**GIVEN REQUEST:** Will you output the entries below exactly, skipping every image they contain?
# # # #
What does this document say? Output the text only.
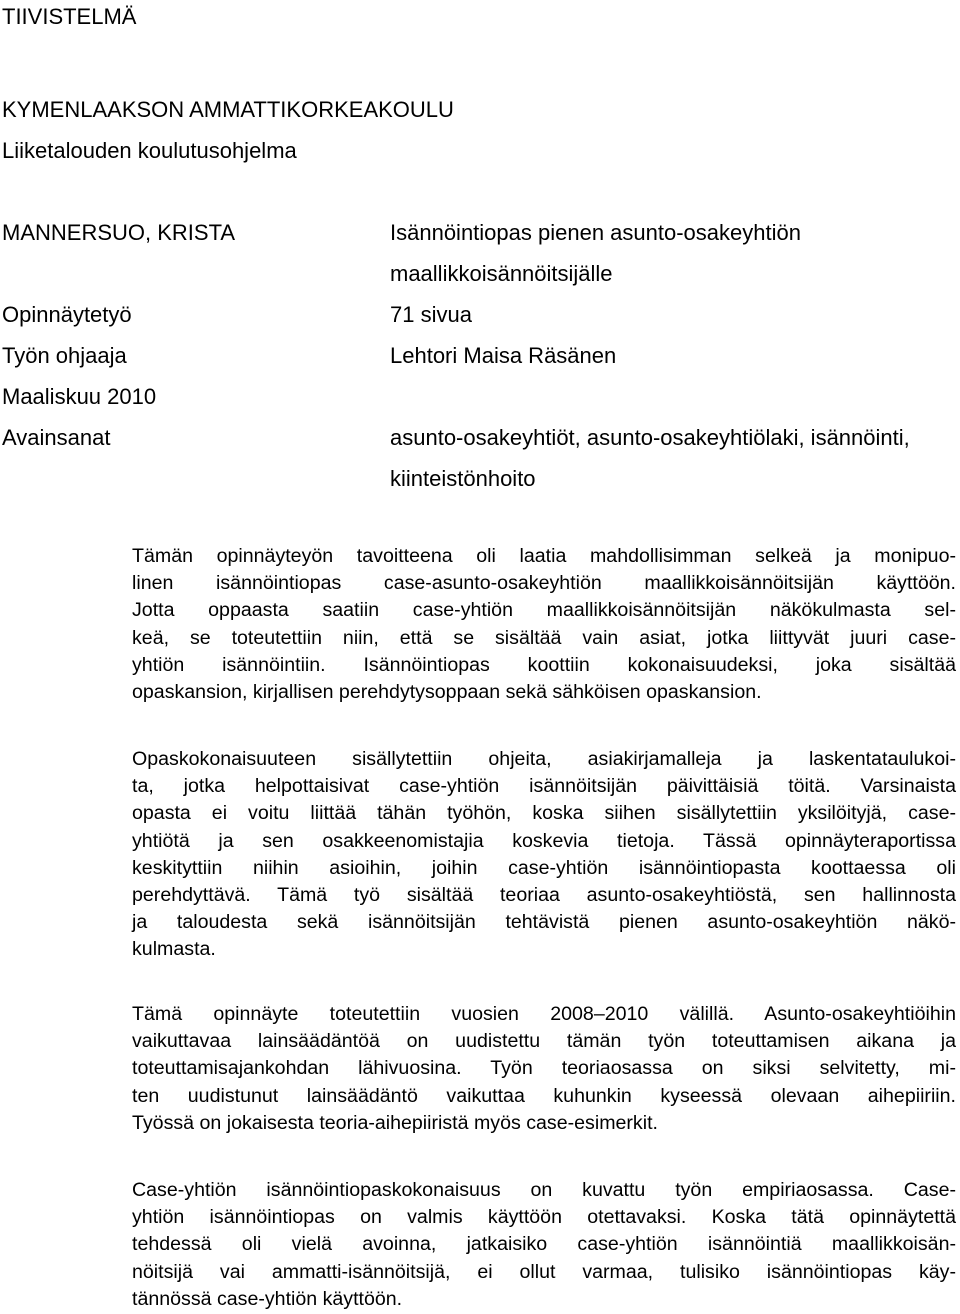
TIIVISTELMÄ
KYMENLAAKSON AMMATTIKORKEAKOULU
Liiketalouden koulutusohjelma
MANNERSUO, KRISTA	Isännöintiopas pienen asunto-osakeyhtiön
maallikkoisännöitsijälle
Opinnäytetyö	71 sivua
Työn ohjaaja	Lehtori Maisa Räsänen
Maaliskuu 2010
Avainsanat	asunto-osakeyhtiöt, asunto-osakeyhtiölaki, isännöinti,
kiinteistönhoito
Tämän opinnäyteyön tavoitteena oli laatia mahdollisimman selkeä ja monipuo-
linen isännöintiopas case-asunto-osakeyhtiön maallikkoisännöitsijän käyttöön.
Jotta oppaasta saatiin case-yhtiön maallikkoisännöitsijän näkökulmasta sel-
keä, se toteutettiin niin, että se sisältää vain asiat, jotka liittyvät juuri case-
yhtiön isännöintiin. Isännöintiopas koottiin kokonaisuudeksi, joka sisältää
opaskansion, kirjallisen perehdytysoppaan sekä sähköisen opaskansion.
Opaskokonaisuuteen sisällytettiin ohjeita, asiakirjamalleja ja laskentataulukoi-
ta, jotka helpottaisivat case-yhtiön isännöitsijän päivittäisiä töitä. Varsinaista
opasta ei voitu liittää tähän työhön, koska siihen sisällytettiin yksilöityjä, case-
yhtiötä ja sen osakkeenomistajia koskevia tietoja. Tässä opinnäyteraportissa
keskityttiin niihin asioihin, joihin case-yhtiön isännöintiopasta koottaessa oli
perehdyttävä. Tämä työ sisältää teoriaa asunto-osakeyhtiöstä, sen hallinnosta
ja taloudesta sekä isännöitsijän tehtävistä pienen asunto-osakeyhtiön näkö-
kulmasta.
Tämä opinnäyte toteutettiin vuosien 2008–2010 välillä. Asunto-osakeyhtiöihin
vaikuttavaa lainsäädäntöä on uudistettu tämän työn toteuttamisen aikana ja
toteuttamisajankohdan lähivuosina. Työn teoriaosassa on siksi selvitetty, mi-
ten uudistunut lainsäädäntö vaikuttaa kuhunkin kyseessä olevaan aihepiiriin.
Työssä on jokaisesta teoria-aihepiiristä myös case-esimerkit.
Case-yhtiön isännöintiopaskokonaisuus on kuvattu työn empiriaosassa. Case-
yhtiön isännöintiopas on valmis käyttöön otettavaksi. Koska tätä opinnäytettä
tehdessä oli vielä avoinna, jatkaisiko case-yhtiön isännöintiä maallikkoisän-
nöitsijä vai ammatti-isännöitsijä, ei ollut varmaa, tulisiko isännöintiopas käy-
tännössä case-yhtiön käyttöön.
# # # #
**EXPECTED ANSWER:**
What does this document say? Output the text only.
TIIVISTELMÄ
KYMENLAAKSON AMMATTIKORKEAKOULU
Liiketalouden koulutusohjelma
MANNERSUO, KRISTA	Isännöintiopas pienen asunto-osakeyhtiön
maallikkoisännöitsijälle
Opinnäytetyö	71 sivua
Työn ohjaaja	Lehtori Maisa Räsänen
Maaliskuu 2010
Avainsanat	asunto-osakeyhtiöt, asunto-osakeyhtiölaki, isännöinti,
kiinteistönhoito
Tämän opinnäyteyön tavoitteena oli laatia mahdollisimman selkeä ja monipuo-
linen isännöintiopas case-asunto-osakeyhtiön maallikkoisännöitsijän käyttöön.
Jotta oppaasta saatiin case-yhtiön maallikkoisännöitsijän näkökulmasta sel-
keä, se toteutettiin niin, että se sisältää vain asiat, jotka liittyvät juuri case-
yhtiön isännöintiin. Isännöintiopas koottiin kokonaisuudeksi, joka sisältää
opaskansion, kirjallisen perehdytysoppaan sekä sähköisen opaskansion.
Opaskokonaisuuteen sisällytettiin ohjeita, asiakirjamalleja ja laskentataulukoi-
ta, jotka helpottaisivat case-yhtiön isännöitsijän päivittäisiä töitä. Varsinaista
opasta ei voitu liittää tähän työhön, koska siihen sisällytettiin yksilöityjä, case-
yhtiötä ja sen osakkeenomistajia koskevia tietoja. Tässä opinnäyteraportissa
keskityttiin niihin asioihin, joihin case-yhtiön isännöintiopasta koottaessa oli
perehdyttävä. Tämä työ sisältää teoriaa asunto-osakeyhtiöstä, sen hallinnosta
ja taloudesta sekä isännöitsijän tehtävistä pienen asunto-osakeyhtiön näkö-
kulmasta.
Tämä opinnäyte toteutettiin vuosien 2008–2010 välillä. Asunto-osakeyhtiöihin
vaikuttavaa lainsäädäntöä on uudistettu tämän työn toteuttamisen aikana ja
toteuttamisajankohdan lähivuosina. Työn teoriaosassa on siksi selvitetty, mi-
ten uudistunut lainsäädäntö vaikuttaa kuhunkin kyseessä olevaan aihepiiriin.
Työssä on jokaisesta teoria-aihepiiristä myös case-esimerkit.
Case-yhtiön isännöintiopaskokonaisuus on kuvattu työn empiriaosassa. Case-
yhtiön isännöintiopas on valmis käyttöön otettavaksi. Koska tätä opinnäytettä
tehdessä oli vielä avoinna, jatkaisiko case-yhtiön isännöintiä maallikkoisän-
nöitsijä vai ammatti-isännöitsijä, ei ollut varmaa, tulisiko isännöintiopas käy-
tännössä case-yhtiön käyttöön.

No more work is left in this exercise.